__REQUIREMENT__
In the acoustic impedance text below, transcribe verbatim the part that opens with the words containing "The specific acoustic" and closes with "in transmission lines).".
──────── PASSAGE GIVEN ────────
Note that sometimes vS is referred to as the volume velocity.

The specific acoustic impedance z is the ratio of sound pressure p to particle velocity v at a single frequency. Therefore

$z = \frac{p}{v} = ZS \,$

Distinction has to be made between:

the characteristic acoustic impedance $Z 0$ of a medium, usually air (compare with characteristic impedance in transmission lines).
the impedance $Z$ of an acoustic component, like a wave conductor, a resonance chamber, a muffler or an organ pipe.

1 Characteristic acoustic impedance
2 Specific impedance of acoustic components
3 Complex impedance
4 Impedance and the input impulse response
5 See also
6 References
7 External links

Characteristic acoustic impedance

Acoustic impedance of air at different air temperatures and at 1 atm

Effect of temperature
Temperature	Speed of sound	Density of air	Acoustic impedance
$\vartheta$ in °C	c in m·s⁻¹	ρ in kg·m⁻³	Z in N·s·m⁻³
−25	315.8	1.423	449.4
−20	318.9	1.395	444.9
−15	322.1	1.368	440.6
−10	325.2	1.342	436.1
−5	328.3	1.317	432.0
0	331.3	1.292	428.4
+5	334.3	1.269	424.3
+10	337.3	1.247	420.6
+15	340.3	1.225	416.8
+20	343.2	1.204	413.2
+25	346.1	1.184	409.8
+30	349.0	1.164	406.2
+35	351.9	1.146	403.3

The characteristic impedance of a medium, such as air, rock or water is a material property:

$Z_0 = \rho \cdot c \,$

where

Z₀ is the characteristic acoustic impedance ([M·L^–2·T⁻¹]; N·s/m³ or Pa·s/m)

ρ is the density of the medium ([M·L⁻³]; kg/m³), and

c is the longitudinal wave speed or sound speed ([L·T⁻¹]; m/s)

The characteristic impedance of air at room temperature is about 420 Pa·s/m. By comparison the sound speed and density of water are much higher, resulting in an impedance of 1.5 MPa·s/m, about 3400 times higher. This differences leads to important differences between room acoustics or atmospheric acoustics on the one hand, and underwater acoustics on the other.
──────── SUPPLIED DATA ────────
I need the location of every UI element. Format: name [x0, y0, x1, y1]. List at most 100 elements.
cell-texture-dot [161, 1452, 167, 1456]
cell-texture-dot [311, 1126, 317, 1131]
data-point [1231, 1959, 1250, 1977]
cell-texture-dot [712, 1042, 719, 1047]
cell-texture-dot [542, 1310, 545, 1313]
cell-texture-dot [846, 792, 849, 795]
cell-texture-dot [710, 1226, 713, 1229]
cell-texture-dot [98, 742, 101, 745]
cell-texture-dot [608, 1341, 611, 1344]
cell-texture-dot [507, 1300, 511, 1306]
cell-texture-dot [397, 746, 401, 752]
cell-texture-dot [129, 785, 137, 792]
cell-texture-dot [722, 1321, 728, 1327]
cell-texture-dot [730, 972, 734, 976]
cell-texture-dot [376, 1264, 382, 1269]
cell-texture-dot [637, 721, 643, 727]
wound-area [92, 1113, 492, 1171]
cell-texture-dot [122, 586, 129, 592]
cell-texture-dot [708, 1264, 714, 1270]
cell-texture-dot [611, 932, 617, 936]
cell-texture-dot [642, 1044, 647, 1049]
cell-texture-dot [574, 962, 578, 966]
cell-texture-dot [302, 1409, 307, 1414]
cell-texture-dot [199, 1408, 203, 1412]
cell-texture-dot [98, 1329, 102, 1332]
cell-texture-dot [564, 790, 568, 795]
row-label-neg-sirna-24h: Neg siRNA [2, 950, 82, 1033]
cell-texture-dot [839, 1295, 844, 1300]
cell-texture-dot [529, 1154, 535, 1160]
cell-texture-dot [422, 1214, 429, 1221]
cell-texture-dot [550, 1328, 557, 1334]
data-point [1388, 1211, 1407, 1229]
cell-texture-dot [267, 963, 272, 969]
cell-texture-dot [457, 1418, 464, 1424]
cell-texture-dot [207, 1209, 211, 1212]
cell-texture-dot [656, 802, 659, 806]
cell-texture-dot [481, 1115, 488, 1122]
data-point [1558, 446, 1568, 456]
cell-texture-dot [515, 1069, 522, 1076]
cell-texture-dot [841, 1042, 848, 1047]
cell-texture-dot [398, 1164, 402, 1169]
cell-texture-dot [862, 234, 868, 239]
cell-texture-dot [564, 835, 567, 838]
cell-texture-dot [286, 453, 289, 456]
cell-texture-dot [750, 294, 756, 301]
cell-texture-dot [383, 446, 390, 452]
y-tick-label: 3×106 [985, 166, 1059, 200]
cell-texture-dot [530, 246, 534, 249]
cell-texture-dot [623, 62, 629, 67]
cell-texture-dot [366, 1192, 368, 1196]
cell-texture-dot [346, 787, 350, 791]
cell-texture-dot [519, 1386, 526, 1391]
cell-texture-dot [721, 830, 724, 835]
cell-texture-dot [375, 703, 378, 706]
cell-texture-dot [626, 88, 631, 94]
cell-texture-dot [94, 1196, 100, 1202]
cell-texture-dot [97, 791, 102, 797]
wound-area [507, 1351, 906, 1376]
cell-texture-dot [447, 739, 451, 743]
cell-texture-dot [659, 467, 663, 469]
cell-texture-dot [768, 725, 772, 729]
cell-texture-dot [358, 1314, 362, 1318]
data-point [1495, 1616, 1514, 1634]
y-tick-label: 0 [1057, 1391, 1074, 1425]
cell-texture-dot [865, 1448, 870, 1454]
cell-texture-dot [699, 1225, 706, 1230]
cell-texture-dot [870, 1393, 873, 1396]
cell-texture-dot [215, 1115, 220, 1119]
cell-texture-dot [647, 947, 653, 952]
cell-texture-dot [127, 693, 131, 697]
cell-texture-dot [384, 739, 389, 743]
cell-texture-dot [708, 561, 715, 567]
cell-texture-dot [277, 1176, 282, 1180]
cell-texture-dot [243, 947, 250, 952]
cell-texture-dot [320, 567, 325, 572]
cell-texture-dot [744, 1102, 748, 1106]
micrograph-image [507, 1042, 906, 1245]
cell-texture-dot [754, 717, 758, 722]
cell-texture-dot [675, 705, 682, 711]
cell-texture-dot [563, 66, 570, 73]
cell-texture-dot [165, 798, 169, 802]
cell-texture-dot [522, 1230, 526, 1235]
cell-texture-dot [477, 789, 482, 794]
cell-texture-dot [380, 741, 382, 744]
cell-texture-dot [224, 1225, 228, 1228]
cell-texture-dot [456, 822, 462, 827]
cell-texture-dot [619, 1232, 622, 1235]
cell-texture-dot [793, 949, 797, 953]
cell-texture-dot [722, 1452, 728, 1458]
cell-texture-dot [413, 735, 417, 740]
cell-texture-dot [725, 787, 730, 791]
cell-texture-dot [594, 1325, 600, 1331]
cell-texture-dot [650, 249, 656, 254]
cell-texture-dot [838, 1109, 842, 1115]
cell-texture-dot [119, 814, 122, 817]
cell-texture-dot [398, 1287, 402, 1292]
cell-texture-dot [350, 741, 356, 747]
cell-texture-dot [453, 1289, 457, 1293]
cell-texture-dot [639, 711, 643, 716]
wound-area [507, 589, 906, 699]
────────
__OUTPUT FOR THIS TASK__
The specific acoustic impedance z is the ratio of sound pressure p to particle velocity v at a single frequency. Therefore

$z = \frac{p}{v} = ZS \,$

Distinction has to be made between:

the characteristic acoustic impedance $Z 0$ of a medium, usually air (compare with characteristic impedance in transmission lines).